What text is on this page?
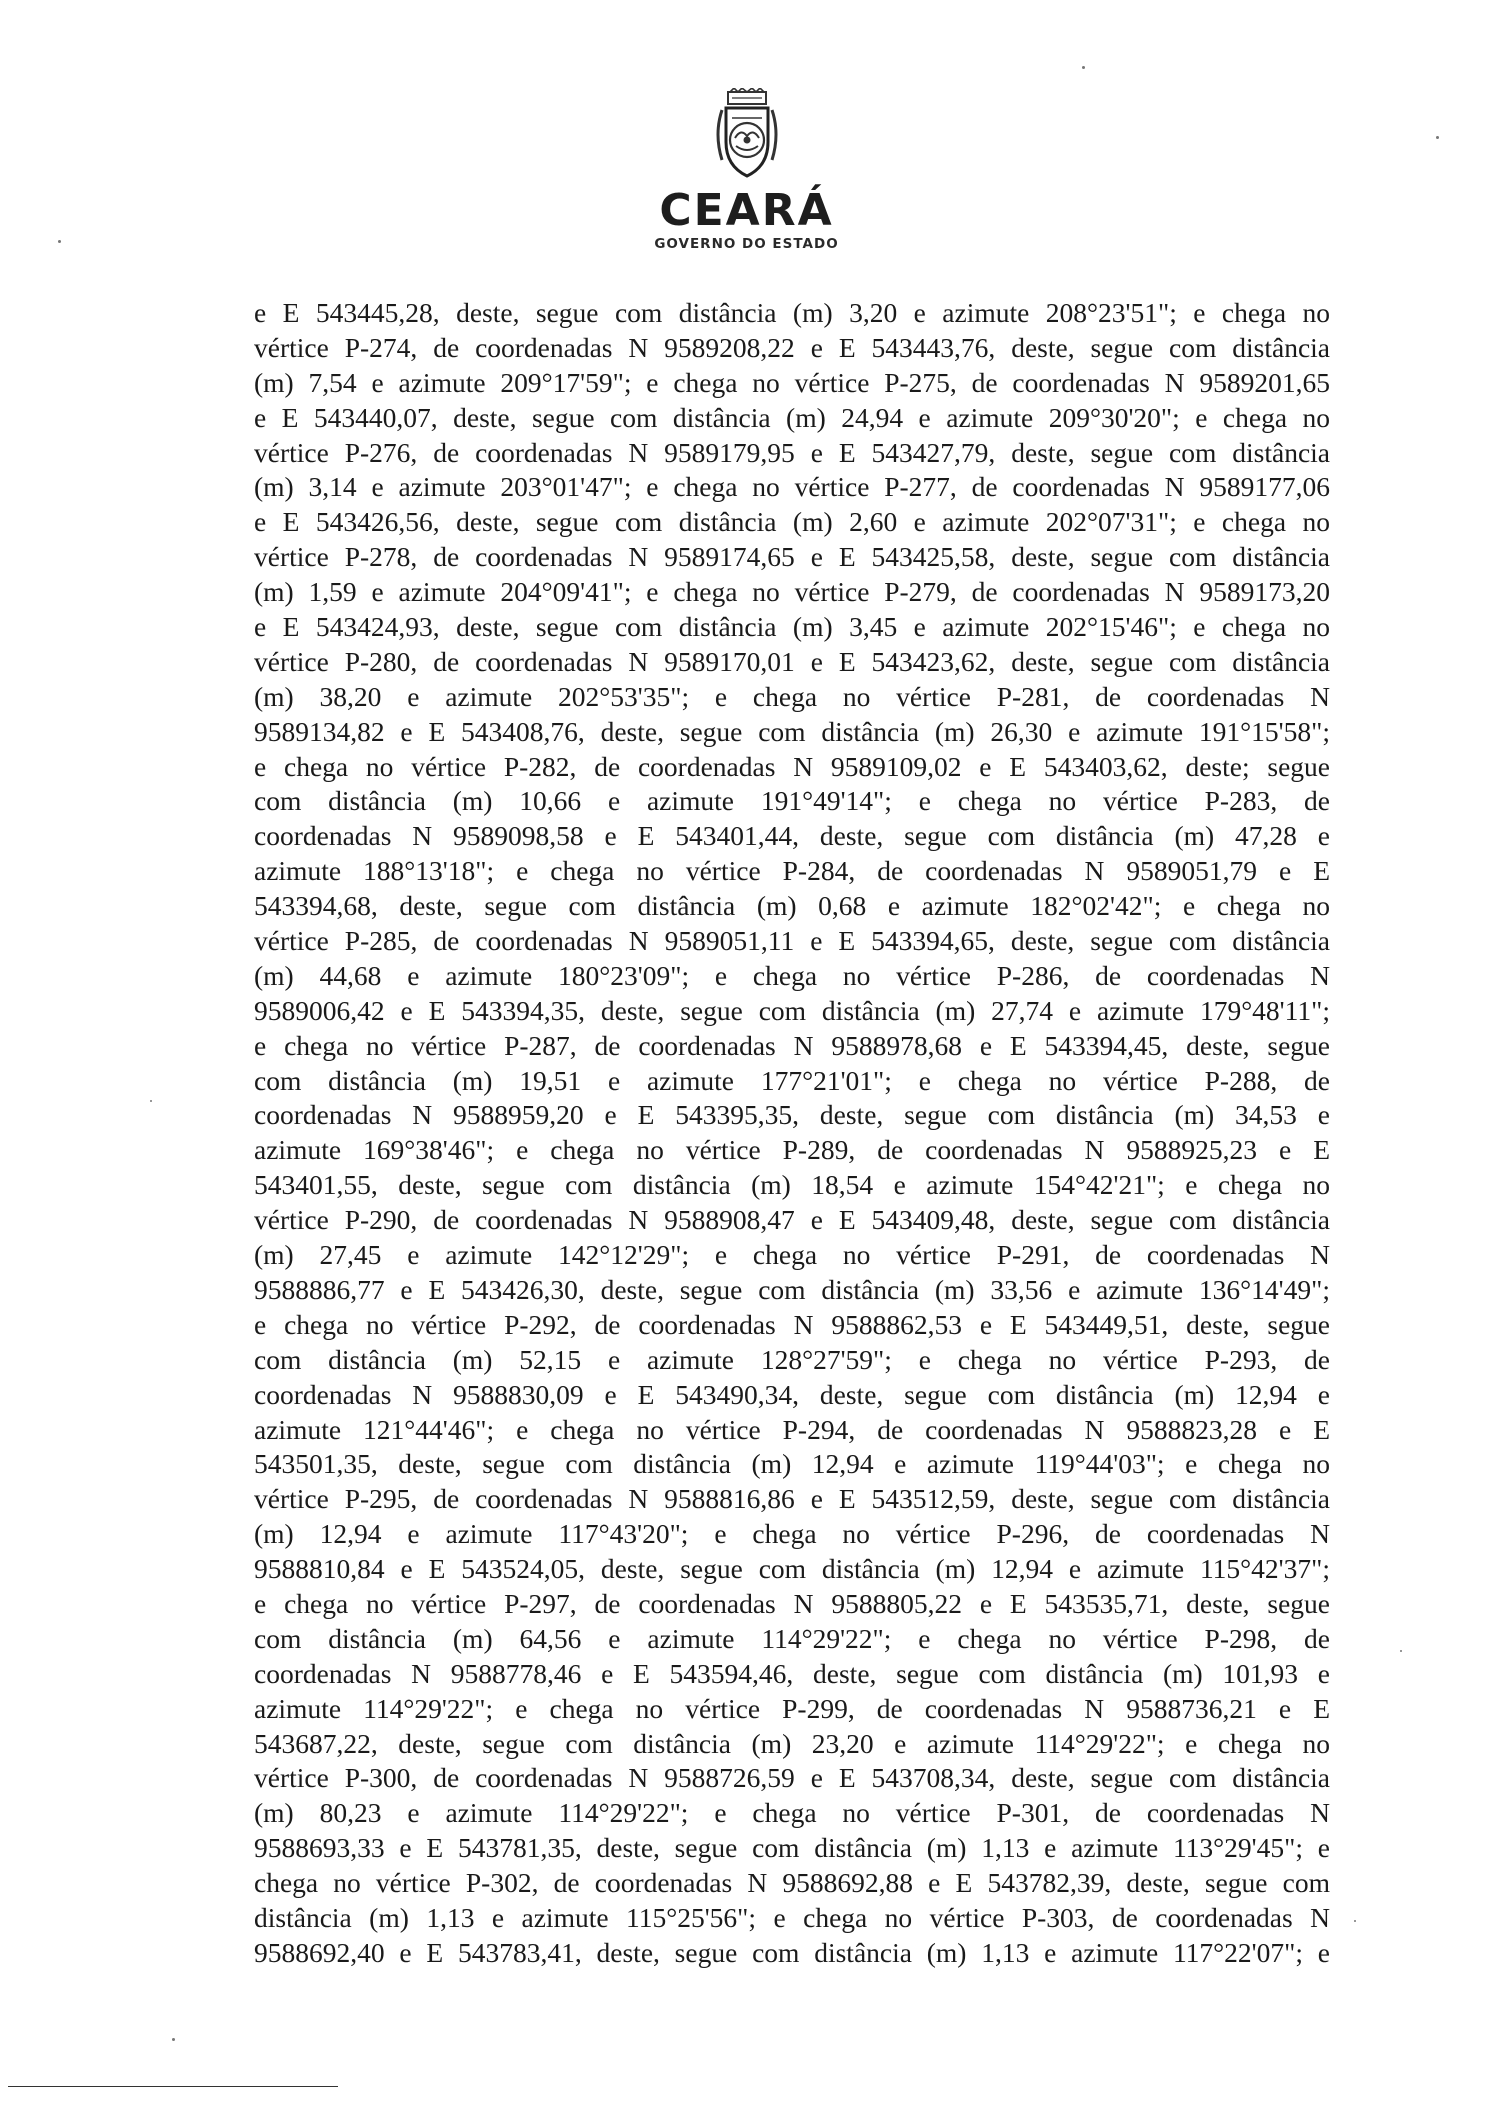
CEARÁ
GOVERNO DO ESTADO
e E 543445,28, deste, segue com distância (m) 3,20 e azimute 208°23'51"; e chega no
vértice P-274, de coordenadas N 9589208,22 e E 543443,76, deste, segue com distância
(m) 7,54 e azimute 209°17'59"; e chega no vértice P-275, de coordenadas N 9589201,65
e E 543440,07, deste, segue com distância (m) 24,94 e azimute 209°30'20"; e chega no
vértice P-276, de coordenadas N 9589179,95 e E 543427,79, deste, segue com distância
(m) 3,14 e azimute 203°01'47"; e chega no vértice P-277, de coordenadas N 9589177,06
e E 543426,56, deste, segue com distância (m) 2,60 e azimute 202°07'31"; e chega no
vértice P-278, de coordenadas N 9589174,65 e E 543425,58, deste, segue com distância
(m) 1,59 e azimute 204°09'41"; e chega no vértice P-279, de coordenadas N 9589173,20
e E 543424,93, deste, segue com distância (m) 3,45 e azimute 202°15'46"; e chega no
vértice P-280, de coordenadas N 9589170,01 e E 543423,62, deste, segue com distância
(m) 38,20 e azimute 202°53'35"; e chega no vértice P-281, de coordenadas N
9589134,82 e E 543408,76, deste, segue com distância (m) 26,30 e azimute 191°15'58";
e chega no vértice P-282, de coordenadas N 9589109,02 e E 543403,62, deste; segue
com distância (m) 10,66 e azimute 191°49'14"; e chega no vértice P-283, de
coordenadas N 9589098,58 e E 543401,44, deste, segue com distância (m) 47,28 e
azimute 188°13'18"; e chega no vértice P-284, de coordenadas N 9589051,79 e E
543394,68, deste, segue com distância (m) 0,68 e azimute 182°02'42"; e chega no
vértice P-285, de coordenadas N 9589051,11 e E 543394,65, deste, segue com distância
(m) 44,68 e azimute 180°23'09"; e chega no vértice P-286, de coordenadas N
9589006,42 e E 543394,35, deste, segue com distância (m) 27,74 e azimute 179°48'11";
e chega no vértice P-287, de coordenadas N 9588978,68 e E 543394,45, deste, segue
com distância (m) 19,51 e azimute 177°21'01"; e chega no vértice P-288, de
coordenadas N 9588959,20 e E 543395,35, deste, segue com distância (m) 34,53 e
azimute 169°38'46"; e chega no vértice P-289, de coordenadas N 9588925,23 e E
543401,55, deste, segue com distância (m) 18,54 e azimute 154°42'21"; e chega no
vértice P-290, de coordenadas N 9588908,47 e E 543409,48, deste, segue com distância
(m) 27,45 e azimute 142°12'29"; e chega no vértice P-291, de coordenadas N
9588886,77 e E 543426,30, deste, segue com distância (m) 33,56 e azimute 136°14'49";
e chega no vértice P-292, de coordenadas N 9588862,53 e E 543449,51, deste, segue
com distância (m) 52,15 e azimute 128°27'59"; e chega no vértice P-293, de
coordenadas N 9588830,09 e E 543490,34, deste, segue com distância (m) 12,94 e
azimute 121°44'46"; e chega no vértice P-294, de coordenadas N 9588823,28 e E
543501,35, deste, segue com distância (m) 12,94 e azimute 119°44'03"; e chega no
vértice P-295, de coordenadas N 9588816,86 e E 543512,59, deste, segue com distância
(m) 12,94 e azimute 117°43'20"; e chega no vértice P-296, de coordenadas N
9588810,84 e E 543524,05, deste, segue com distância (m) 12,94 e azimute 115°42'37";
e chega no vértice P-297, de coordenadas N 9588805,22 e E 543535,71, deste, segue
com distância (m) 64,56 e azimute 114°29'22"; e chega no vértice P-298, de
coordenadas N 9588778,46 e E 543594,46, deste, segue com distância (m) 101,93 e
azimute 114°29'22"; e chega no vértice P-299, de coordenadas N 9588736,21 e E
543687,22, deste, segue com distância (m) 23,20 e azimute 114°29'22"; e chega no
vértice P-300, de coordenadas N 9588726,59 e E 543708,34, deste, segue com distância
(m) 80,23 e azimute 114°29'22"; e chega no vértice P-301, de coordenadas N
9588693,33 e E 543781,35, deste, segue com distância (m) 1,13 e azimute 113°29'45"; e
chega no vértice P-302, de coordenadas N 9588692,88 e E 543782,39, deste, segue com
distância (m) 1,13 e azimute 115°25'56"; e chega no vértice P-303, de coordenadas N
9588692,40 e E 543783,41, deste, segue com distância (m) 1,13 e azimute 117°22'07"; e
-=-=-
> STATED GOAL
Without the pictures, reproduce every line of the records above exactly.

> THE REPLY
What text is on this page?
CEARÁ
GOVERNO DO ESTADO
e E 543445,28, deste, segue com distância (m) 3,20 e azimute 208°23'51"; e chega no
vértice P-274, de coordenadas N 9589208,22 e E 543443,76, deste, segue com distância
(m) 7,54 e azimute 209°17'59"; e chega no vértice P-275, de coordenadas N 9589201,65
e E 543440,07, deste, segue com distância (m) 24,94 e azimute 209°30'20"; e chega no
vértice P-276, de coordenadas N 9589179,95 e E 543427,79, deste, segue com distância
(m) 3,14 e azimute 203°01'47"; e chega no vértice P-277, de coordenadas N 9589177,06
e E 543426,56, deste, segue com distância (m) 2,60 e azimute 202°07'31"; e chega no
vértice P-278, de coordenadas N 9589174,65 e E 543425,58, deste, segue com distância
(m) 1,59 e azimute 204°09'41"; e chega no vértice P-279, de coordenadas N 9589173,20
e E 543424,93, deste, segue com distância (m) 3,45 e azimute 202°15'46"; e chega no
vértice P-280, de coordenadas N 9589170,01 e E 543423,62, deste, segue com distância
(m) 38,20 e azimute 202°53'35"; e chega no vértice P-281, de coordenadas N
9589134,82 e E 543408,76, deste, segue com distância (m) 26,30 e azimute 191°15'58";
e chega no vértice P-282, de coordenadas N 9589109,02 e E 543403,62, deste; segue
com distância (m) 10,66 e azimute 191°49'14"; e chega no vértice P-283, de
coordenadas N 9589098,58 e E 543401,44, deste, segue com distância (m) 47,28 e
azimute 188°13'18"; e chega no vértice P-284, de coordenadas N 9589051,79 e E
543394,68, deste, segue com distância (m) 0,68 e azimute 182°02'42"; e chega no
vértice P-285, de coordenadas N 9589051,11 e E 543394,65, deste, segue com distância
(m) 44,68 e azimute 180°23'09"; e chega no vértice P-286, de coordenadas N
9589006,42 e E 543394,35, deste, segue com distância (m) 27,74 e azimute 179°48'11";
e chega no vértice P-287, de coordenadas N 9588978,68 e E 543394,45, deste, segue
com distância (m) 19,51 e azimute 177°21'01"; e chega no vértice P-288, de
coordenadas N 9588959,20 e E 543395,35, deste, segue com distância (m) 34,53 e
azimute 169°38'46"; e chega no vértice P-289, de coordenadas N 9588925,23 e E
543401,55, deste, segue com distância (m) 18,54 e azimute 154°42'21"; e chega no
vértice P-290, de coordenadas N 9588908,47 e E 543409,48, deste, segue com distância
(m) 27,45 e azimute 142°12'29"; e chega no vértice P-291, de coordenadas N
9588886,77 e E 543426,30, deste, segue com distância (m) 33,56 e azimute 136°14'49";
e chega no vértice P-292, de coordenadas N 9588862,53 e E 543449,51, deste, segue
com distância (m) 52,15 e azimute 128°27'59"; e chega no vértice P-293, de
coordenadas N 9588830,09 e E 543490,34, deste, segue com distância (m) 12,94 e
azimute 121°44'46"; e chega no vértice P-294, de coordenadas N 9588823,28 e E
543501,35, deste, segue com distância (m) 12,94 e azimute 119°44'03"; e chega no
vértice P-295, de coordenadas N 9588816,86 e E 543512,59, deste, segue com distância
(m) 12,94 e azimute 117°43'20"; e chega no vértice P-296, de coordenadas N
9588810,84 e E 543524,05, deste, segue com distância (m) 12,94 e azimute 115°42'37";
e chega no vértice P-297, de coordenadas N 9588805,22 e E 543535,71, deste, segue
com distância (m) 64,56 e azimute 114°29'22"; e chega no vértice P-298, de
coordenadas N 9588778,46 e E 543594,46, deste, segue com distância (m) 101,93 e
azimute 114°29'22"; e chega no vértice P-299, de coordenadas N 9588736,21 e E
543687,22, deste, segue com distância (m) 23,20 e azimute 114°29'22"; e chega no
vértice P-300, de coordenadas N 9588726,59 e E 543708,34, deste, segue com distância
(m) 80,23 e azimute 114°29'22"; e chega no vértice P-301, de coordenadas N
9588693,33 e E 543781,35, deste, segue com distância (m) 1,13 e azimute 113°29'45"; e
chega no vértice P-302, de coordenadas N 9588692,88 e E 543782,39, deste, segue com
distância (m) 1,13 e azimute 115°25'56"; e chega no vértice P-303, de coordenadas N
9588692,40 e E 543783,41, deste, segue com distância (m) 1,13 e azimute 117°22'07"; e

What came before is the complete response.